┌─ Extrait du document

Le crime féminin

Par Anne-Charlotte Peltier

     L’exposition « Présumées coupables » aux Archives Nationales retrace l’histoire des procès-verbaux intentés aux femmes, du Moyen-âge à la Libération. C’est l’occasion de s’interroger sur la femme et l’évolution de sa représentation tant dans l’imaginaire collectif que dans la réalité juridique, et surtout de relire six siècles d’histoire avec un œil différent.

     La part de mystère et d’inexplicable qui plane autour de la créature féminine dans l’imaginaire collectif constitue un élément essentiel pour comprendre la figure de la sorcière, qui émerge au XIIIème. De nombreux procès retracent le récit – obtenus le plus souvent sous la Question- de jeunes femmes ayant dansé lors du Sabbat avec le diable, et ayant conclu un pacte avec lui. Des témoignages délirants racontent l’union scellée entre la femme et le diable par l’acte sexuel, de manière pudique ou plus crue. Vraisemblablement, le recours à la torture amenait les « présumées coupables » à avouer ce qu’on attendait d’elles, et les juges orientaient leurs questions de manière très intime.

└─

▶ Consigne 1: Recopiez à l'identique les lignes de données, en commençant par celle qui contient « group-label-cold: Cold: [66, 249, 83, 281] » et en continuant jusqu'à celle qui contient « cell-no-bs-37: 66: [308, 231, 326, 248] », ces deux lignes comprises.

┌─ Données de travail

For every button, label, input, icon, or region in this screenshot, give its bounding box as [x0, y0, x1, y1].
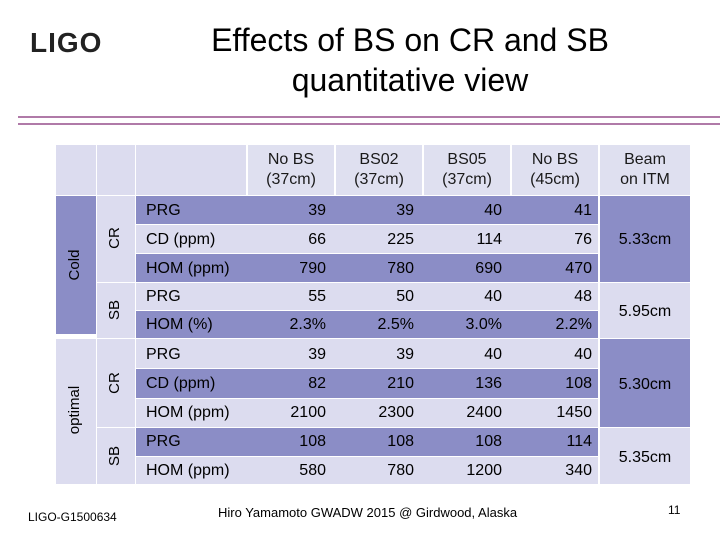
group-label-cold: Cold: [66, 249, 83, 281]
subgroup-band-optimal-cr: [97, 339, 135, 427]
row-band: [136, 428, 598, 456]
group-band-cold: [56, 196, 96, 334]
row-label: PRG: [146, 288, 181, 305]
row-label: CD (ppm): [146, 231, 216, 248]
cell-bs05: 2400: [466, 404, 502, 421]
header-corner-blank-2: [97, 145, 135, 195]
cell-no-bs-37: 66: [308, 231, 326, 248]
column-header-no-bs-37: No BS (37cm): [248, 145, 334, 195]
cell-bs02: 780: [387, 260, 414, 277]
cell-no-bs-45: 340: [565, 462, 592, 479]
header-corner-blank: [56, 145, 96, 195]
column-header-beam-on-itm: Beam on ITM: [600, 145, 690, 195]
cell-no-bs-45: 76: [574, 231, 592, 248]
cell-no-bs-45: 2.2%: [555, 316, 592, 333]
itm-band-3: [600, 339, 690, 427]
group-band-optimal: [56, 339, 96, 484]
subgroup-band-optimal-sb: [97, 428, 135, 484]
cell-bs05: 40: [484, 288, 502, 305]
row-band: [136, 254, 598, 282]
cell-no-bs-37: 55: [308, 288, 326, 305]
itm-band-2: [600, 283, 690, 338]
row-label: HOM (%): [146, 316, 213, 333]
cell-no-bs-37: 108: [299, 433, 326, 450]
cell-bs05: 1200: [466, 462, 502, 479]
cell-bs02: 39: [396, 202, 414, 219]
cell-bs02: 2.5%: [377, 316, 414, 333]
row-band: [136, 283, 598, 310]
cell-no-bs-45: 114: [566, 433, 592, 450]
row-band: [136, 399, 598, 427]
subgroup-band-cold-cr: [97, 196, 135, 282]
row-label: CD (ppm): [146, 375, 216, 392]
beam-on-itm-optimal-sb: 5.35cm: [618, 449, 672, 466]
cell-bs05: 114: [476, 231, 502, 248]
cell-bs02: 108: [387, 433, 414, 450]
footer-credit: Hiro Yamamoto GWADW 2015 @ Girdwood, Ala…: [218, 505, 518, 520]
cell-bs02: 780: [387, 462, 414, 479]
cell-no-bs-37: 2100: [290, 404, 326, 421]
header-label-blank: [136, 145, 246, 195]
beam-on-itm-cold-cr: 5.33cm: [618, 231, 672, 248]
title-divider: [18, 116, 720, 125]
ligo-logo: LIGO: [30, 27, 102, 58]
cell-bs02: 50: [396, 288, 414, 305]
cell-no-bs-37: 2.3%: [289, 316, 326, 333]
itm-band-4: [600, 428, 690, 484]
beam-on-itm-cold-sb: 5.95cm: [618, 303, 672, 320]
cell-no-bs-45: 48: [574, 288, 592, 305]
cell-bs05: 3.0%: [465, 316, 502, 333]
itm-band-1: [600, 196, 690, 282]
cell-bs02: 210: [387, 375, 414, 392]
column-header-bs02: BS02 (37cm): [336, 145, 422, 195]
cell-bs05: 690: [475, 260, 502, 277]
title-line-1: Effects of BS on CR and SB: [211, 22, 609, 58]
cell-bs02: 2300: [378, 404, 414, 421]
cell-bs05: 40: [484, 346, 502, 363]
beam-on-itm-optimal-cr: 5.30cm: [618, 376, 672, 393]
cell-bs05: 40: [484, 202, 502, 219]
row-label: PRG: [146, 346, 181, 363]
row-band: [136, 225, 598, 253]
cell-no-bs-45: 470: [565, 260, 592, 277]
cell-bs02: 225: [387, 231, 414, 248]
cell-no-bs-37: 790: [299, 260, 326, 277]
subgroup-label-optimal-sb: SB: [106, 446, 123, 467]
subgroup-label-optimal-cr: CR: [106, 372, 123, 394]
cell-bs05: 108: [475, 433, 502, 450]
cell-no-bs-45: 41: [574, 202, 592, 219]
cell-no-bs-45: 40: [574, 346, 592, 363]
cell-no-bs-37: 580: [299, 462, 326, 479]
subgroup-label-cold-sb: SB: [106, 300, 123, 321]
row-label: HOM (ppm): [146, 462, 230, 479]
cell-no-bs-45: 1450: [556, 404, 592, 421]
row-band: [136, 457, 598, 484]
page-number: 11: [668, 503, 681, 517]
row-band: [136, 369, 598, 398]
row-band: [136, 339, 598, 368]
row-label: HOM (ppm): [146, 404, 230, 421]
cell-no-bs-37: 39: [308, 202, 326, 219]
row-label: PRG: [146, 202, 181, 219]
cell-bs05: 136: [475, 375, 502, 392]
row-label: HOM (ppm): [146, 260, 230, 277]
column-header-bs05: BS05 (37cm): [424, 145, 510, 195]
row-label: PRG: [146, 433, 181, 450]
cell-no-bs-37: 82: [308, 375, 326, 392]
row-band: [136, 196, 598, 224]
subgroup-band-cold-sb: [97, 283, 135, 338]
cell-no-bs-37: 39: [308, 346, 326, 363]
cell-bs02: 39: [396, 346, 414, 363]
group-label-optimal: optimal: [66, 385, 83, 435]
slide-title: Effects of BS on CR and SB quantitative …: [150, 20, 670, 100]
document-id: LIGO-G1500634: [28, 510, 117, 524]
cell-no-bs-45: 108: [565, 375, 592, 392]
column-header-no-bs-45: No BS (45cm): [512, 145, 598, 195]
svg-text:LIGO: LIGO: [30, 27, 102, 58]
title-line-2: quantitative view: [291, 62, 529, 98]
row-band: [136, 311, 598, 338]
subgroup-label-cold-cr: CR: [106, 227, 123, 249]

└─

▶ Consigne 2: Retranscrivez intégralement et sans aucune modification le texte sur le crime féminin.

▶ Résultat obtenu 1:
group-label-cold: Cold: [66, 249, 83, 281]
subgroup-band-optimal-cr: [97, 339, 135, 427]
row-band: [136, 428, 598, 456]
group-band-cold: [56, 196, 96, 334]
row-label: PRG: [146, 288, 181, 305]
row-label: CD (ppm): [146, 231, 216, 248]
cell-bs05: 2400: [466, 404, 502, 421]
header-corner-blank-2: [97, 145, 135, 195]
cell-no-bs-37: 66: [308, 231, 326, 248]

▶ Résultat obtenu 2:
Le crime féminin

Par Anne-Charlotte Peltier

     L’exposition « Présumées coupables » aux Archives Nationales retrace l’histoire des procès-verbaux intentés aux femmes, du Moyen-âge à la Libération. C’est l’occasion de s’interroger sur la femme et l’évolution de sa représentation tant dans l’imaginaire collectif que dans la réalité juridique, et surtout de relire six siècles d’histoire avec un œil différent.

     La part de mystère et d’inexplicable qui plane autour de la créature féminine dans l’imaginaire collectif constitue un élément essentiel pour comprendre la figure de la sorcière, qui émerge au XIIIème. De nombreux procès retracent le récit – obtenus le plus souvent sous la Question- de jeunes femmes ayant dansé lors du Sabbat avec le diable, et ayant conclu un pacte avec lui. Des témoignages délirants racontent l’union scellée entre la femme et le diable par l’acte sexuel, de manière pudique ou plus crue. Vraisemblablement, le recours à la torture amenait les « présumées coupables » à avouer ce qu’on attendait d’elles, et les juges orientaient leurs questions de manière très intime.